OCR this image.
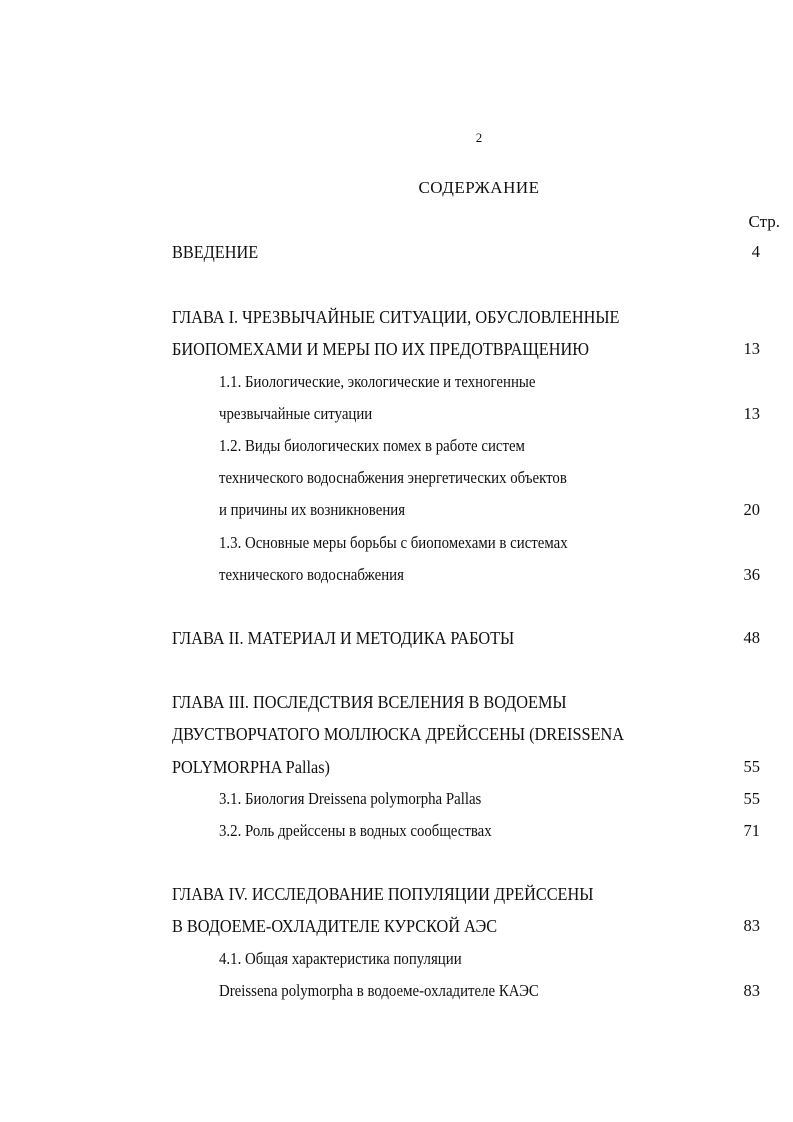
2
СОДЕРЖАНИЕ
Стр.
ВВЕДЕНИЕ	4
ГЛАВА I. ЧРЕЗВЫЧАЙНЫЕ СИТУАЦИИ, ОБУСЛОВЛЕННЫЕ
БИОПОМЕХАМИ И МЕРЫ ПО ИХ ПРЕДОТВРАЩЕНИЮ	13
1.1. Биологические, экологические и техногенные
чрезвычайные ситуации	13
1.2. Виды биологических помех в работе систем
технического водоснабжения энергетических объектов
и причины их возникновения	20
1.3. Основные меры борьбы с биопомехами в системах
технического водоснабжения	36
ГЛАВА II. МАТЕРИАЛ И МЕТОДИКА РАБОТЫ	48
ГЛАВА III. ПОСЛЕДСТВИЯ ВСЕЛЕНИЯ В ВОДОЕМЫ
ДВУСТВОРЧАТОГО МОЛЛЮСКА ДРЕЙССЕНЫ (DREISSENA
POLYMORPHA Pallas)	55
3.1. Биология Dreissena polymorpha Pallas	55
3.2. Роль дрейссены в водных сообществах	71
ГЛАВА IV. ИССЛЕДОВАНИЕ ПОПУЛЯЦИИ ДРЕЙССЕНЫ
В ВОДОЕМЕ-ОХЛАДИТЕЛЕ КУРСКОЙ АЭС	83
4.1. Общая характеристика популяции
Dreissena polymorpha в водоеме-охладителе КАЭС	83
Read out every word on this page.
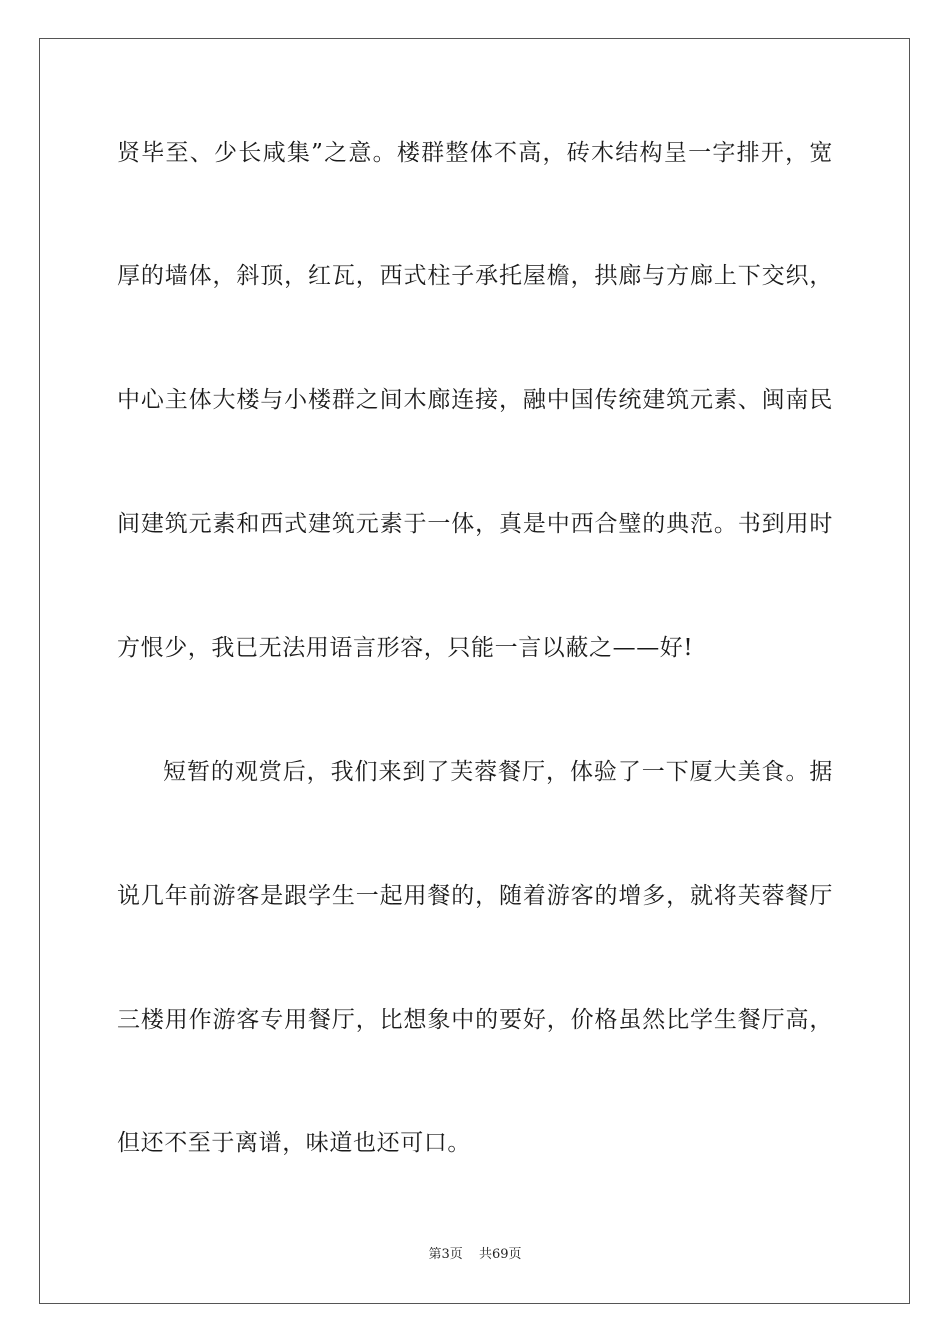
贤毕至、少长咸集”之意。楼群整体不高，砖木结构呈一字排开，宽
厚的墙体，斜顶，红瓦，西式柱子承托屋檐，拱廊与方廊上下交织，
中心主体大楼与小楼群之间木廊连接，融中国传统建筑元素、闽南民
间建筑元素和西式建筑元素于一体，真是中西合璧的典范。书到用时
方恨少，我已无法用语言形容，只能一言以蔽之——好!
短暂的观赏后，我们来到了芙蓉餐厅，体验了一下厦大美食。据
说几年前游客是跟学生一起用餐的，随着游客的增多，就将芙蓉餐厅
三楼用作游客专用餐厅，比想象中的要好，价格虽然比学生餐厅高，
但还不至于离谱，味道也还可口。
第3页 共69页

####

• [Set exercise] Reproduce every line exactly and omit all pictures.

• [Response]
OCR this image.
2
СОДЕРЖАНИЕ
Стр.
ВВЕДЕНИЕ	4
ГЛАВА I. ЧРЕЗВЫЧАЙНЫЕ СИТУАЦИИ, ОБУСЛОВЛЕННЫЕ
БИОПОМЕХАМИ И МЕРЫ ПО ИХ ПРЕДОТВРАЩЕНИЮ	13
1.1. Биологические, экологические и техногенные
чрезвычайные ситуации	13
1.2. Виды биологических помех в работе систем
технического водоснабжения энергетических объектов
и причины их возникновения	20
1.3. Основные меры борьбы с биопомехами в системах
технического водоснабжения	36
ГЛАВА II. МАТЕРИАЛ И МЕТОДИКА РАБОТЫ	48
ГЛАВА III. ПОСЛЕДСТВИЯ ВСЕЛЕНИЯ В ВОДОЕМЫ
ДВУСТВОРЧАТОГО МОЛЛЮСКА ДРЕЙССЕНЫ (DREISSENA
POLYMORPHA Pallas)	55
3.1. Биология Dreissena polymorpha Pallas	55
3.2. Роль дрейссены в водных сообществах	71
ГЛАВА IV. ИССЛЕДОВАНИЕ ПОПУЛЯЦИИ ДРЕЙССЕНЫ
В ВОДОЕМЕ-ОХЛАДИТЕЛЕ КУРСКОЙ АЭС	83
4.1. Общая характеристика популяции
Dreissena polymorpha в водоеме-охладителе КАЭС	83
Read out every word on this page.
贤毕至、少长咸集”之意。楼群整体不高，砖木结构呈一字排开，宽
厚的墙体，斜顶，红瓦，西式柱子承托屋檐，拱廊与方廊上下交织，
中心主体大楼与小楼群之间木廊连接，融中国传统建筑元素、闽南民
间建筑元素和西式建筑元素于一体，真是中西合璧的典范。书到用时
方恨少，我已无法用语言形容，只能一言以蔽之——好!
短暂的观赏后，我们来到了芙蓉餐厅，体验了一下厦大美食。据
说几年前游客是跟学生一起用餐的，随着游客的增多，就将芙蓉餐厅
三楼用作游客专用餐厅，比想象中的要好，价格虽然比学生餐厅高，
但还不至于离谱，味道也还可口。
第3页 共69页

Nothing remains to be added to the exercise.